Carry on the GitHub comment about k6 thresholds and distributed execution, starting right after its last sentence.

● Quoted passage
Content starts

Also, any k6 API for work with thresholds will help:

na-- commented 1 year ago

External Thresholds

Agreed, something like this probably makes sense in the long term, unless you want to embed a fully-featured metrics DB like Prometheus inside of k6 :sweat_smile: Though, given the plethora of time series and metrics databases out there, maybe this can be handled as some sort of an xk6 extension? :thinking: Maybe even an optional feature that some of the already existing built-in outputs and output extensions can expose by implementing an optional interface? After all, k6 will be sending the test run metrics through these outputs to some remote DB, they can also be used to query that same DB back, right? They'd already be configured and authenticated, after all.

Though, even that might not be necessary in the short- and mid-term... :thinking: As you've shown with your example, you can already sort of do this with existing k6 functionality. So, with a few JS wrappers and helpers, as well as minor improvements to existing k6 features (e.g. custom exit codes for test.abort() in k6/execution or something like that), I expect that a big chunk of use cases that require complex thresholds can be satisfied with a pretty good UX...

Another note that I'd bring up here is that thresholds and the end-of-test summary might need to be considered together. They are pretty closely tied together in the current k6 implementation, after all. And while that's not a good reason to continue doing so, it results in some pretty good UX and it might even be easier to consider them together when it comes to implementing this feature too.

Also, it'd be tricky how this is handled in the cloud, which doesn't currently support external outputs. That probably needs to be supported before this feature.

Distributed Execution

In any case, I started replying here to explain why I chose to add support for metrics (both for the end-of-test summary and for thresholds) in my distributed execution PoC. It was simply because it makes for the best user experience to have the same consistent k6 behavior in both local and distributed tests, as much as that is practically possible. And, in this case, it was fairly easy to add support for metrics, so I did... :sweat_smile:

I will probably publish the full design doc on Monday, but over the last few days I worked hard on splitting https://github.com/grafana/k6/pull/2816 into even smaller self-sufficient and atomic commits. https://github.com/grafana/k6/pull/2816#issuecomment-1635466149 contains the details, but now the actual distributed execution (including setup() and teardown()) is a separate commit from adding support for metrics during it.

Content ends

● Listed records
Content starts

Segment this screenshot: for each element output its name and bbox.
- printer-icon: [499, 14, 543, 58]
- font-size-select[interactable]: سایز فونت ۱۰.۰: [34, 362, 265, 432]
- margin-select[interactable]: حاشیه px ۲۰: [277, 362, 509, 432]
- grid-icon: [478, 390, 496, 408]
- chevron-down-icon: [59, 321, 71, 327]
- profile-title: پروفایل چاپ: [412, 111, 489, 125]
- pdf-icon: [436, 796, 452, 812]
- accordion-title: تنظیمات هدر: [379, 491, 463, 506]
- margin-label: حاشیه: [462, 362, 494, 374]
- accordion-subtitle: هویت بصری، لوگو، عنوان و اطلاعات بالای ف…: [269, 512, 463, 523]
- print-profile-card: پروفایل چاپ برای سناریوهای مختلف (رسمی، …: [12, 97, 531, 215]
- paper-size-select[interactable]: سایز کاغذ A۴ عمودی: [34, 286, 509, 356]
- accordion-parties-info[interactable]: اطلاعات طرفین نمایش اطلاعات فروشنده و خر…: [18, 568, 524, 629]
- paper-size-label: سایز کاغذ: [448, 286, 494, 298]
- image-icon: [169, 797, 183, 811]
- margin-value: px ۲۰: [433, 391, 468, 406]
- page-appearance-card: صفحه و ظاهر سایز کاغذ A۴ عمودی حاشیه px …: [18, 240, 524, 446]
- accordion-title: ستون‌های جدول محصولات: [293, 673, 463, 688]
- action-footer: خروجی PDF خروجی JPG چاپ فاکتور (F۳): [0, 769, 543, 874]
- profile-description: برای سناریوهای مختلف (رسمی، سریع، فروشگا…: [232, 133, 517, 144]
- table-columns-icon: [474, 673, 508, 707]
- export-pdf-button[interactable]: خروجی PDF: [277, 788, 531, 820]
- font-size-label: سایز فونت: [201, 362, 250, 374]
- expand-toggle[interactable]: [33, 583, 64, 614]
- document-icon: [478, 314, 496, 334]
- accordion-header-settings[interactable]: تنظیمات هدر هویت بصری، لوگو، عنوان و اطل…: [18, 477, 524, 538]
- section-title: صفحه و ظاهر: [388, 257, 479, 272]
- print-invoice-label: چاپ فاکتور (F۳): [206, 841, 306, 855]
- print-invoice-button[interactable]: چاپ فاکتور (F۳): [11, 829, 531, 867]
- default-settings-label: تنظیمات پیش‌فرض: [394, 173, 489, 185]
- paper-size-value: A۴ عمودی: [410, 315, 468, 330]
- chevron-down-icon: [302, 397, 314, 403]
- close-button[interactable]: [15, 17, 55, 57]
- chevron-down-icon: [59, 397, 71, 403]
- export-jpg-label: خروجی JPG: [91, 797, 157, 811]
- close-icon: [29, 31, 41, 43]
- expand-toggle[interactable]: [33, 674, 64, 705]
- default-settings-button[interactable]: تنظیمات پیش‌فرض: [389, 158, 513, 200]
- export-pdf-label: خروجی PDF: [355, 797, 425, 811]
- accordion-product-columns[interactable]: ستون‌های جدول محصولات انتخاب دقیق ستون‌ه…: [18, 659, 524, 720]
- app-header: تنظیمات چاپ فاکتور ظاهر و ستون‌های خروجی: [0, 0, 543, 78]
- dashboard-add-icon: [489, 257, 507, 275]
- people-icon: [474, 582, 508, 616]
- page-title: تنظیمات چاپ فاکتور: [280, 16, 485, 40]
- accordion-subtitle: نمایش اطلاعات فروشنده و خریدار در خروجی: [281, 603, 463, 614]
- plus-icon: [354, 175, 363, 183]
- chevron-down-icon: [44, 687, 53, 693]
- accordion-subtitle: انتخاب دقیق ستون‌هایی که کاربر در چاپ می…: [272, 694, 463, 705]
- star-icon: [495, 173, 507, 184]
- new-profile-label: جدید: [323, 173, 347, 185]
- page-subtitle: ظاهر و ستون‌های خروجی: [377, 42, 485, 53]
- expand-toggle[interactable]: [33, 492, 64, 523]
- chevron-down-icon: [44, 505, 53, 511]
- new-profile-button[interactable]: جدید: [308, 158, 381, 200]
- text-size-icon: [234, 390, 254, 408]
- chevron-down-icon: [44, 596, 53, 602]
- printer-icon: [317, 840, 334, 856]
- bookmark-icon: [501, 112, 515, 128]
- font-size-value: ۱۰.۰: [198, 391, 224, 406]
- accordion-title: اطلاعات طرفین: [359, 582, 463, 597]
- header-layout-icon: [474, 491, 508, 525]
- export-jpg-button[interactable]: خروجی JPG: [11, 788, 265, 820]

Content ends

● Solved exercise
And the Support thresholds and the end-of-test summary in distributed execution commit (the actual link might be stale due to future rebases, look up the latest one) is relatively tiny, just 11 files changed, 609 insertions(+), 42 deletions(-). Actually it's more like half of that, given that most of the commit is Go-generated code from protobuf definitions... Admittedly, it is also without tests and with a very poorly performing implementation (e.g. no HDR histograms), but it's still indicative that the actual complexity of supporting metrics in a distributed test run is not very high.

Moreover, the way it's implemented should allow any future improvements to the built-in k6 thresholds to seamlessly apply to distributed test runs too, without any extra complexity! :tada: :crossed_fingers: That's because we are literally reusing most of the same code that powers thresholds and the end-of-test summary for local single-instance k6 run tests.

And, as you say, it's unlikely that the current thresholds will disappear. They might even see improvements even if external thresholds are also adopted. So it makes sense to me to support them in both local and distributed test runs, given the low effort required.

soggycactus commented 8 months ago

+1 for this feature request - it would be great to have the ability to query a Prometheus formatted metrics endpoint for threshold evaluation

tsloughter commented 4 months ago

I was looking for this feature and got pointed here.